● **STATED TASK**:
Transcribe the listing verbatim. Do not carry over any pictures.

● **DATA TO PROCESS**:
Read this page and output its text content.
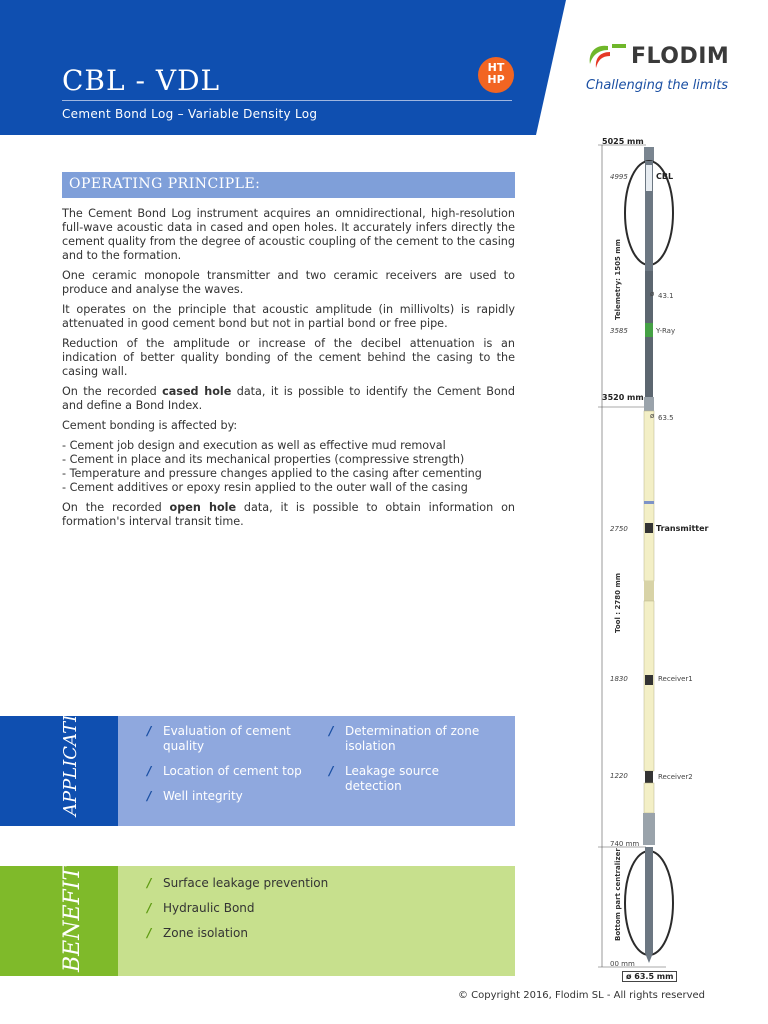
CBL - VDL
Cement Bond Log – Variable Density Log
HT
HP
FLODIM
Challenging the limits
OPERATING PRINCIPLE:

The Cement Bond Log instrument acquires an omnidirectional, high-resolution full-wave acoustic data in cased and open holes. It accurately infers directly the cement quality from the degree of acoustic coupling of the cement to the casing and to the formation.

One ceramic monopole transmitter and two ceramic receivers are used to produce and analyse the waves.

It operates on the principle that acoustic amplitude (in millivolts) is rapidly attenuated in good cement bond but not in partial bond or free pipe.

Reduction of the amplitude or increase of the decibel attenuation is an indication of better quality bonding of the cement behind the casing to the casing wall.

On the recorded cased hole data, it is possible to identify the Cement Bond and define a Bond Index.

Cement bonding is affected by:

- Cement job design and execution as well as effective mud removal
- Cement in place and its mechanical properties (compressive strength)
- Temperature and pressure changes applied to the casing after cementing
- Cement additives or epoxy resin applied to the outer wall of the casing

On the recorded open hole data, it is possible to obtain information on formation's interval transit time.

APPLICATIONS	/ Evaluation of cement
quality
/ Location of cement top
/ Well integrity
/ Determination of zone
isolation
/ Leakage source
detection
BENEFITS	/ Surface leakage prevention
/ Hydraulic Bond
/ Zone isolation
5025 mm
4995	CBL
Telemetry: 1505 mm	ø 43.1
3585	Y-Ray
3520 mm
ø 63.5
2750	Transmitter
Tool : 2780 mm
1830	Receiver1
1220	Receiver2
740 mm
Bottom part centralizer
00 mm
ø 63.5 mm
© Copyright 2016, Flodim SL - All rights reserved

● **ANSWER TO THIS TASK**:
Read this page and output its text content.
CBL - VDL
Cement Bond Log – Variable Density Log
HT
HP
FLODIM
Challenging the limits
OPERATING PRINCIPLE:

The Cement Bond Log instrument acquires an omnidirectional, high-resolution full-wave acoustic data in cased and open holes. It accurately infers directly the cement quality from the degree of acoustic coupling of the cement to the casing and to the formation.

One ceramic monopole transmitter and two ceramic receivers are used to produce and analyse the waves.

It operates on the principle that acoustic amplitude (in millivolts) is rapidly attenuated in good cement bond but not in partial bond or free pipe.

Reduction of the amplitude or increase of the decibel attenuation is an indication of better quality bonding of the cement behind the casing to the casing wall.

On the recorded cased hole data, it is possible to identify the Cement Bond and define a Bond Index.

Cement bonding is affected by:

- Cement job design and execution as well as effective mud removal
- Cement in place and its mechanical properties (compressive strength)
- Temperature and pressure changes applied to the casing after cementing
- Cement additives or epoxy resin applied to the outer wall of the casing

On the recorded open hole data, it is possible to obtain information on formation's interval transit time.

APPLICATIONS	/ Evaluation of cement
quality
/ Location of cement top
/ Well integrity
/ Determination of zone
isolation
/ Leakage source
detection
BENEFITS	/ Surface leakage prevention
/ Hydraulic Bond
/ Zone isolation
5025 mm
4995	CBL
Telemetry: 1505 mm	ø 43.1
3585	Y-Ray
3520 mm
ø 63.5
2750	Transmitter
Tool : 2780 mm
1830	Receiver1
1220	Receiver2
740 mm
Bottom part centralizer
00 mm
ø 63.5 mm
© Copyright 2016, Flodim SL - All rights reserved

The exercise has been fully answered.